[Job]
Which lines hold the word "giudizio"? Copy each of them from the material.

[Records from a dataset]
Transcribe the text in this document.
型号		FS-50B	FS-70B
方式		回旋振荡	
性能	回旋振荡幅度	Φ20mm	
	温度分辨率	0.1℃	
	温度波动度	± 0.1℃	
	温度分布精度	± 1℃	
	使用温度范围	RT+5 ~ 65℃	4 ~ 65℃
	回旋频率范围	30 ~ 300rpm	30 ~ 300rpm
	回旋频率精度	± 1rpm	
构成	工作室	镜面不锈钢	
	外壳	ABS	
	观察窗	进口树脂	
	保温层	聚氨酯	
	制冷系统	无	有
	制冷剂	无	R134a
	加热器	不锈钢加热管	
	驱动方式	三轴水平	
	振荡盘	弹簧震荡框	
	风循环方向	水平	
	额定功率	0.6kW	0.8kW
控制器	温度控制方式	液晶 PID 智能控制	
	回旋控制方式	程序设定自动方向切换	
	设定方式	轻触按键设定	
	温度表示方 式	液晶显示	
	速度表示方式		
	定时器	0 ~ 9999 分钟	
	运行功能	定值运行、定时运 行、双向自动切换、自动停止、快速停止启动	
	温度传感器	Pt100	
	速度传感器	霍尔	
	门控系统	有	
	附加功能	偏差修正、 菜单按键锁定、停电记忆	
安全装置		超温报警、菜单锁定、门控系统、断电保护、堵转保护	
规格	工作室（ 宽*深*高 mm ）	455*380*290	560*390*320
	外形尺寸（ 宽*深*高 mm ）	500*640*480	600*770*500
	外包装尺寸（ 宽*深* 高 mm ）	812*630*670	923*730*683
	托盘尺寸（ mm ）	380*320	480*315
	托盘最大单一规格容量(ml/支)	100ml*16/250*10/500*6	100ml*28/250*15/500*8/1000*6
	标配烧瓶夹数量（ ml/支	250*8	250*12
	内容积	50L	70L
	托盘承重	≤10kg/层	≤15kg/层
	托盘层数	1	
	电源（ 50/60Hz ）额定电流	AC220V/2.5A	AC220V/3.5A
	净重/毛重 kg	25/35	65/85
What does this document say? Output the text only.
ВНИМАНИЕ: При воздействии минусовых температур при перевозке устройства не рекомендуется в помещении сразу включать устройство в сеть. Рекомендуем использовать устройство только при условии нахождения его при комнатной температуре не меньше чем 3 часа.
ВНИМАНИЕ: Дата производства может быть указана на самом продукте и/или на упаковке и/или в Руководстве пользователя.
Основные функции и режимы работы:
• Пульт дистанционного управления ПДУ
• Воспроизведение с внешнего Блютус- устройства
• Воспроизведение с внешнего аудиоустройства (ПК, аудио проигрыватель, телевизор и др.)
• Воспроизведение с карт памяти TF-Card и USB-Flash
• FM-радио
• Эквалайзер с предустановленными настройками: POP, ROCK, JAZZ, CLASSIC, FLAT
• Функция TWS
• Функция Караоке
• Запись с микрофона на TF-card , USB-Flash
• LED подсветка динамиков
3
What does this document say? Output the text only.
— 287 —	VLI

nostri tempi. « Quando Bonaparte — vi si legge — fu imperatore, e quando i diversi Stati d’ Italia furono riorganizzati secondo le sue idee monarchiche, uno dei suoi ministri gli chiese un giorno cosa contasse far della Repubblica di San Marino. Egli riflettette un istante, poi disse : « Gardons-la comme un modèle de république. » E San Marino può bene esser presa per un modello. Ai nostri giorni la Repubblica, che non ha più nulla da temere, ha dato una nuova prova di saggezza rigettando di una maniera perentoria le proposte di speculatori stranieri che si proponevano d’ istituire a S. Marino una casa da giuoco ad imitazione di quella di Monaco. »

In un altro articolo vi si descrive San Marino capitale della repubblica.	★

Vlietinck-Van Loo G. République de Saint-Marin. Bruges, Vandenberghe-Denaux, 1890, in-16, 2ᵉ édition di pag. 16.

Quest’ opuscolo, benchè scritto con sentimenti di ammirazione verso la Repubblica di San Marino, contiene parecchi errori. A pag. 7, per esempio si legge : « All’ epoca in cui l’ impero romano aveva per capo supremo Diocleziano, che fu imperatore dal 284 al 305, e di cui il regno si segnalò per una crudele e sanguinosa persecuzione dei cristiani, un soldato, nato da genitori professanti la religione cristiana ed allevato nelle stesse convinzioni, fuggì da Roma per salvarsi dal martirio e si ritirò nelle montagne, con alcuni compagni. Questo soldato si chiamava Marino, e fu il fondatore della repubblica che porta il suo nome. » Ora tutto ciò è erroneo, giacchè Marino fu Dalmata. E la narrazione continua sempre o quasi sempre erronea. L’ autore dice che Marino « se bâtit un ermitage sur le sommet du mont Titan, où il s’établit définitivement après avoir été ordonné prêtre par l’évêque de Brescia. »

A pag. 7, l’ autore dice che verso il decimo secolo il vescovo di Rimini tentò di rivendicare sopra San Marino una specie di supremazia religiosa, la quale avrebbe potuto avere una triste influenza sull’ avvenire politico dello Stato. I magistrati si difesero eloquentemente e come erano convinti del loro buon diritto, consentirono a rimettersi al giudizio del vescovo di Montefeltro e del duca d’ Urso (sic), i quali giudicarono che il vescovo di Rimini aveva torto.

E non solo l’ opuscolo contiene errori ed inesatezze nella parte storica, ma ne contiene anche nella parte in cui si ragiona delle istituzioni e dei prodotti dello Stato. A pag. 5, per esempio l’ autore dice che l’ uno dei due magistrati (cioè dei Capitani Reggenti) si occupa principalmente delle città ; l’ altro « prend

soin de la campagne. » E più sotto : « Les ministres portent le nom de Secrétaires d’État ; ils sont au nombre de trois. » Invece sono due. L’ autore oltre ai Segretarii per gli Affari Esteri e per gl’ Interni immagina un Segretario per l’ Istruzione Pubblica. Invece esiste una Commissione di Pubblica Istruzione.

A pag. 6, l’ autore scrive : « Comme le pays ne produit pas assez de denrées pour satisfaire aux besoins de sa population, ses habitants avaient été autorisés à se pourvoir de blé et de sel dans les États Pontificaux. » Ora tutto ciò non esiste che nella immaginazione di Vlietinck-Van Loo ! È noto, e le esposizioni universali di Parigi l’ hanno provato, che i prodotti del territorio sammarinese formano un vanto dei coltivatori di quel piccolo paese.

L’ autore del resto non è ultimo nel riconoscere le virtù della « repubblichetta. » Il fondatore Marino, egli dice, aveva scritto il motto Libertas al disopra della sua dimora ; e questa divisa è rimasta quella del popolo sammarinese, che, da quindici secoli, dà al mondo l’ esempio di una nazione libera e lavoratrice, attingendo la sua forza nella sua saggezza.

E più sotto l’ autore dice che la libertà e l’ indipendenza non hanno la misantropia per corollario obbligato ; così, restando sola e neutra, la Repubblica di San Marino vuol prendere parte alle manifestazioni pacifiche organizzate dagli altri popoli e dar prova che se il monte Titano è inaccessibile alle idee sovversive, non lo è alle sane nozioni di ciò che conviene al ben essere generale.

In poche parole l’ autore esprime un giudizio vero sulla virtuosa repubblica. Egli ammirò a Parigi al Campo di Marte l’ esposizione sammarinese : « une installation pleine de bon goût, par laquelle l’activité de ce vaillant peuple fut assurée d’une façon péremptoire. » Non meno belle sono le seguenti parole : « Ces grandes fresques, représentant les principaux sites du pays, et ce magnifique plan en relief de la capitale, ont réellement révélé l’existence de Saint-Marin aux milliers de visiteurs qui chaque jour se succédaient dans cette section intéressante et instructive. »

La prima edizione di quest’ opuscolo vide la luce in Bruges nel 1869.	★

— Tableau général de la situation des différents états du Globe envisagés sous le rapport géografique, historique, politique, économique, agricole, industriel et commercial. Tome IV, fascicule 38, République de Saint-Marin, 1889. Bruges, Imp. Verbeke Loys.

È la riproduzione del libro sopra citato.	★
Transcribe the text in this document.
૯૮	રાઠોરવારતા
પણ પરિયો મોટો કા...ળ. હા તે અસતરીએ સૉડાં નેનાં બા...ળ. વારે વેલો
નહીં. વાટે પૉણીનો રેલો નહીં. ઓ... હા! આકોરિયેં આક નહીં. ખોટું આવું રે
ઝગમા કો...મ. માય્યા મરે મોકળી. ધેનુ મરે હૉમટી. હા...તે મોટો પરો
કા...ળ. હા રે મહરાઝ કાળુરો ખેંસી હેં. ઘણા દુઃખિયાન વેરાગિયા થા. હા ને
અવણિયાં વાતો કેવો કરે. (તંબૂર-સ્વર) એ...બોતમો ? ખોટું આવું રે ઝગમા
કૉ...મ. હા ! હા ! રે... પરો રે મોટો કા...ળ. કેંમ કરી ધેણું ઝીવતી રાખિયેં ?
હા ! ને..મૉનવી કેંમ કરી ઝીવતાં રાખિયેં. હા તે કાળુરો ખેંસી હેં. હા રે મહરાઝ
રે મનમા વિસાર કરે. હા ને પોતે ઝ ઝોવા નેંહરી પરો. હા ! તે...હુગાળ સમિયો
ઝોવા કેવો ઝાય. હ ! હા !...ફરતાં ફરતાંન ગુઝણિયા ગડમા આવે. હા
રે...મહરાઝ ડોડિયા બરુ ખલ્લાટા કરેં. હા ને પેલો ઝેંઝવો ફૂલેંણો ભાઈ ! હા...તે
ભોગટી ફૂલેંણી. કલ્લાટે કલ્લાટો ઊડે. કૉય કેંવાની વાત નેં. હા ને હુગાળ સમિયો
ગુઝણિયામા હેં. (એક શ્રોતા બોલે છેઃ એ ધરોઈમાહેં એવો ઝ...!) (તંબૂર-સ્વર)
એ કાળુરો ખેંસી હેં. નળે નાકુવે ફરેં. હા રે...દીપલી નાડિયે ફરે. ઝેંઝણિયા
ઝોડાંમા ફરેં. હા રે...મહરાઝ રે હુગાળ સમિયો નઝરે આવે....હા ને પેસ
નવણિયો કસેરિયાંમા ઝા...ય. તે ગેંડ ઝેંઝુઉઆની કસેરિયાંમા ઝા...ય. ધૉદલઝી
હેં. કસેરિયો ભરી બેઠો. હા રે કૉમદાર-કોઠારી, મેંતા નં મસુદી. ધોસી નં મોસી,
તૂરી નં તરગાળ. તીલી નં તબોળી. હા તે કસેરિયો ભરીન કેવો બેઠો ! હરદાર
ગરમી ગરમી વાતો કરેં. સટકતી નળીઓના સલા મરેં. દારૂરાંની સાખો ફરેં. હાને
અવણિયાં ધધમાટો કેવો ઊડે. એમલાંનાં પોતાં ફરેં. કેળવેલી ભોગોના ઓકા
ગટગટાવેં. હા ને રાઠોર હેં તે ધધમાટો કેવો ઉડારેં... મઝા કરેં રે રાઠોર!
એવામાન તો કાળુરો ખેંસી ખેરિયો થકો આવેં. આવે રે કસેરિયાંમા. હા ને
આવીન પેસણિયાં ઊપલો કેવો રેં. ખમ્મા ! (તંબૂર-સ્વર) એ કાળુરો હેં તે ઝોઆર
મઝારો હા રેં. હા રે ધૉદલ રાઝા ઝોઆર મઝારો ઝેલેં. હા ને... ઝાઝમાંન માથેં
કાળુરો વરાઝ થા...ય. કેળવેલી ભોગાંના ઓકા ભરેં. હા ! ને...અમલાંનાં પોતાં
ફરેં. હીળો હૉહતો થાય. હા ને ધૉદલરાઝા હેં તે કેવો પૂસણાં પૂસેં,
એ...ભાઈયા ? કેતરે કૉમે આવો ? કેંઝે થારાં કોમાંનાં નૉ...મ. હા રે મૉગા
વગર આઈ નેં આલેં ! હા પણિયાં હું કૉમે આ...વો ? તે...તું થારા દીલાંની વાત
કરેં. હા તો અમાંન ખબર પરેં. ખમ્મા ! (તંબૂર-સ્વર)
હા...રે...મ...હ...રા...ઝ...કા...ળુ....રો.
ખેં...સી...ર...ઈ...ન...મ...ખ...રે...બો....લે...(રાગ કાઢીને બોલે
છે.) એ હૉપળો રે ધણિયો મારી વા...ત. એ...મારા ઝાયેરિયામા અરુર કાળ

[Result below]
A pag. 7, l’ autore dice che verso il decimo secolo il vescovo di Rimini tentò di rivendicare sopra San Marino una specie di supremazia religiosa, la quale avrebbe potuto avere una triste influenza sull’ avvenire politico dello Stato. I magistrati si difesero eloquentemente e come erano convinti del loro buon diritto, consentirono a rimettersi al giudizio del vescovo di Montefeltro e del duca d’ Urso (sic), i quali giudicarono che il vescovo di Rimini aveva torto.
In poche parole l’ autore esprime un giudizio vero sulla virtuosa repubblica. Egli ammirò a Parigi al Campo di Marte l’ esposizione sammarinese : « une installation pleine de bon goût, par laquelle l’activité de ce vaillant peuple fut assurée d’une façon péremptoire. » Non meno belle sono le seguenti parole : « Ces grandes fresques, représentant les principaux sites du pays, et ce magnifique plan en relief de la capitale, ont réellement révélé l’existence de Saint-Marin aux milliers de visiteurs qui chaque jour se succédaient dans cette section intéressante et instructive. »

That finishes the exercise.